--- start of EXERCISE MATERIAL ---

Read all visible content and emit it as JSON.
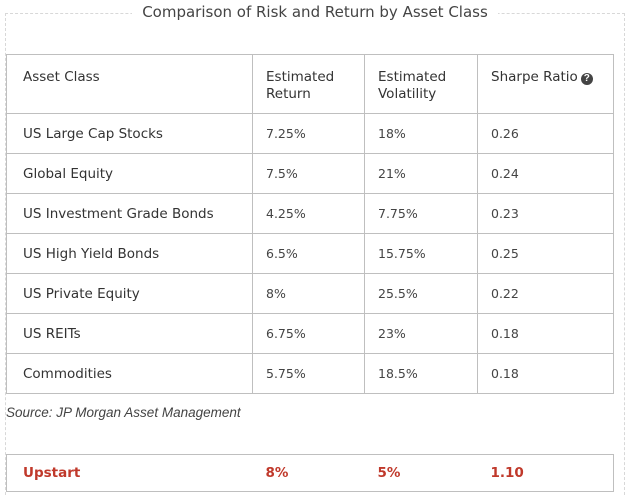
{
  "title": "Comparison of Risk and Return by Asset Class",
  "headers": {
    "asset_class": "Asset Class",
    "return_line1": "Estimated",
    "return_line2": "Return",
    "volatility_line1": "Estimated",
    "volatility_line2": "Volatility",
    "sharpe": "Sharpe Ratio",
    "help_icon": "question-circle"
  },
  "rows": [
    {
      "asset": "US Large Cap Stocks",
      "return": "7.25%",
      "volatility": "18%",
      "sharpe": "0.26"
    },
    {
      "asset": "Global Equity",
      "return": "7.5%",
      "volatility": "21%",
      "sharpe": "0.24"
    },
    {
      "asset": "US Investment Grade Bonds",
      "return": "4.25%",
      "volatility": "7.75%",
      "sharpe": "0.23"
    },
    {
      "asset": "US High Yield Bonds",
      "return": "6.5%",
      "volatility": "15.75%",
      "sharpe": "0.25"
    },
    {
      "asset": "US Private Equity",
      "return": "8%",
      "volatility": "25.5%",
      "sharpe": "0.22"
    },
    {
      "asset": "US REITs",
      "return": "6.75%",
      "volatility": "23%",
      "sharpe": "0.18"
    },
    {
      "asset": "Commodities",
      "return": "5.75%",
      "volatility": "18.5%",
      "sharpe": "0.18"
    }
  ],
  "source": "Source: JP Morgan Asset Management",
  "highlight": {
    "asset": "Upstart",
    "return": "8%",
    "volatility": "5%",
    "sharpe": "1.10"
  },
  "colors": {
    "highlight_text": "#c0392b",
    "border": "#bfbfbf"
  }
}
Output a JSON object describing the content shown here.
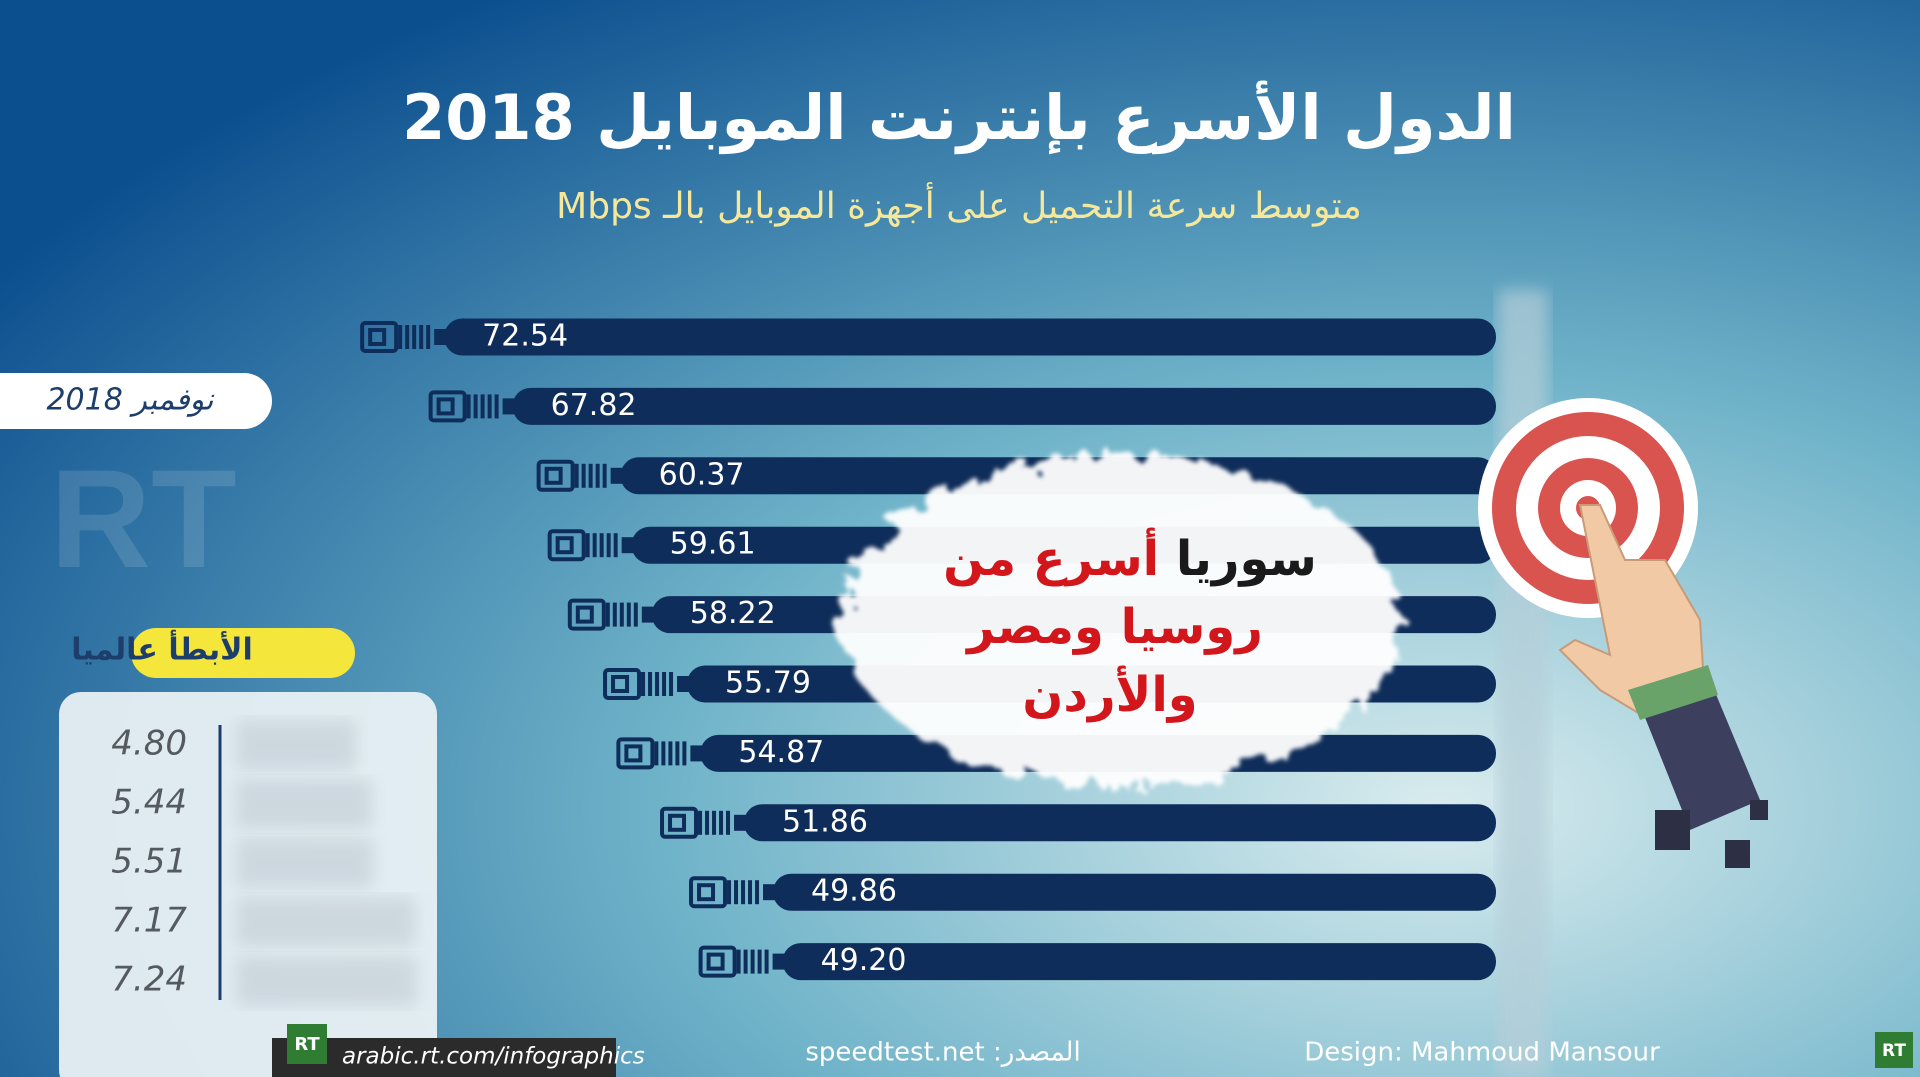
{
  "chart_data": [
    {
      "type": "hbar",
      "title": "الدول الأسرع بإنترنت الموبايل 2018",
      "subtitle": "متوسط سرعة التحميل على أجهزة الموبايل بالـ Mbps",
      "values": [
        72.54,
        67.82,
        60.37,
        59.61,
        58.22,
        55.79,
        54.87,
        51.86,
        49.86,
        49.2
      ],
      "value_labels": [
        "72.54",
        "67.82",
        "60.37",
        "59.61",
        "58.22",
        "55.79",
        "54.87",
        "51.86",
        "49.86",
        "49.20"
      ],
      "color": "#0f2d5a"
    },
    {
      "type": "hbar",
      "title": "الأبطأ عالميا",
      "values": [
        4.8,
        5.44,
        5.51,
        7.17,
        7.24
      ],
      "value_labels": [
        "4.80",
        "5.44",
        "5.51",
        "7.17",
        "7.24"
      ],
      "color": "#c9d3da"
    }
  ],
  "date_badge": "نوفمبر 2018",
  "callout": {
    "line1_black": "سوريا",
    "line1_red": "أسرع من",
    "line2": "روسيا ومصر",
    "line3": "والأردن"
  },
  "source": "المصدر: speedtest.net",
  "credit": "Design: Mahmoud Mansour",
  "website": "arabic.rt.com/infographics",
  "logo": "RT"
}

--- end of EXERCISE MATERIAL ---

Write out each line again precisely as it appears, skipping every picture.

Read all visible content and emit it as JSON.
{
  "title": "Comparison of Risk and Return by Asset Class",
  "headers": {
    "asset_class": "Asset Class",
    "return_line1": "Estimated",
    "return_line2": "Return",
    "volatility_line1": "Estimated",
    "volatility_line2": "Volatility",
    "sharpe": "Sharpe Ratio",
    "help_icon": "question-circle"
  },
  "rows": [
    {
      "asset": "US Large Cap Stocks",
      "return": "7.25%",
      "volatility": "18%",
      "sharpe": "0.26"
    },
    {
      "asset": "Global Equity",
      "return": "7.5%",
      "volatility": "21%",
      "sharpe": "0.24"
    },
    {
      "asset": "US Investment Grade Bonds",
      "return": "4.25%",
      "volatility": "7.75%",
      "sharpe": "0.23"
    },
    {
      "asset": "US High Yield Bonds",
      "return": "6.5%",
      "volatility": "15.75%",
      "sharpe": "0.25"
    },
    {
      "asset": "US Private Equity",
      "return": "8%",
      "volatility": "25.5%",
      "sharpe": "0.22"
    },
    {
      "asset": "US REITs",
      "return": "6.75%",
      "volatility": "23%",
      "sharpe": "0.18"
    },
    {
      "asset": "Commodities",
      "return": "5.75%",
      "volatility": "18.5%",
      "sharpe": "0.18"
    }
  ],
  "source": "Source: JP Morgan Asset Management",
  "highlight": {
    "asset": "Upstart",
    "return": "8%",
    "volatility": "5%",
    "sharpe": "1.10"
  },
  "colors": {
    "highlight_text": "#c0392b",
    "border": "#bfbfbf"
  }
}
Output a JSON object describing the content shown here.
{
  "chart_data": [
    {
      "type": "hbar",
      "title": "الدول الأسرع بإنترنت الموبايل 2018",
      "subtitle": "متوسط سرعة التحميل على أجهزة الموبايل بالـ Mbps",
      "values": [
        72.54,
        67.82,
        60.37,
        59.61,
        58.22,
        55.79,
        54.87,
        51.86,
        49.86,
        49.2
      ],
      "value_labels": [
        "72.54",
        "67.82",
        "60.37",
        "59.61",
        "58.22",
        "55.79",
        "54.87",
        "51.86",
        "49.86",
        "49.20"
      ],
      "color": "#0f2d5a"
    },
    {
      "type": "hbar",
      "title": "الأبطأ عالميا",
      "values": [
        4.8,
        5.44,
        5.51,
        7.17,
        7.24
      ],
      "value_labels": [
        "4.80",
        "5.44",
        "5.51",
        "7.17",
        "7.24"
      ],
      "color": "#c9d3da"
    }
  ],
  "date_badge": "نوفمبر 2018",
  "callout": {
    "line1_black": "سوريا",
    "line1_red": "أسرع من",
    "line2": "روسيا ومصر",
    "line3": "والأردن"
  },
  "source": "المصدر: speedtest.net",
  "credit": "Design: Mahmoud Mansour",
  "website": "arabic.rt.com/infographics",
  "logo": "RT"
}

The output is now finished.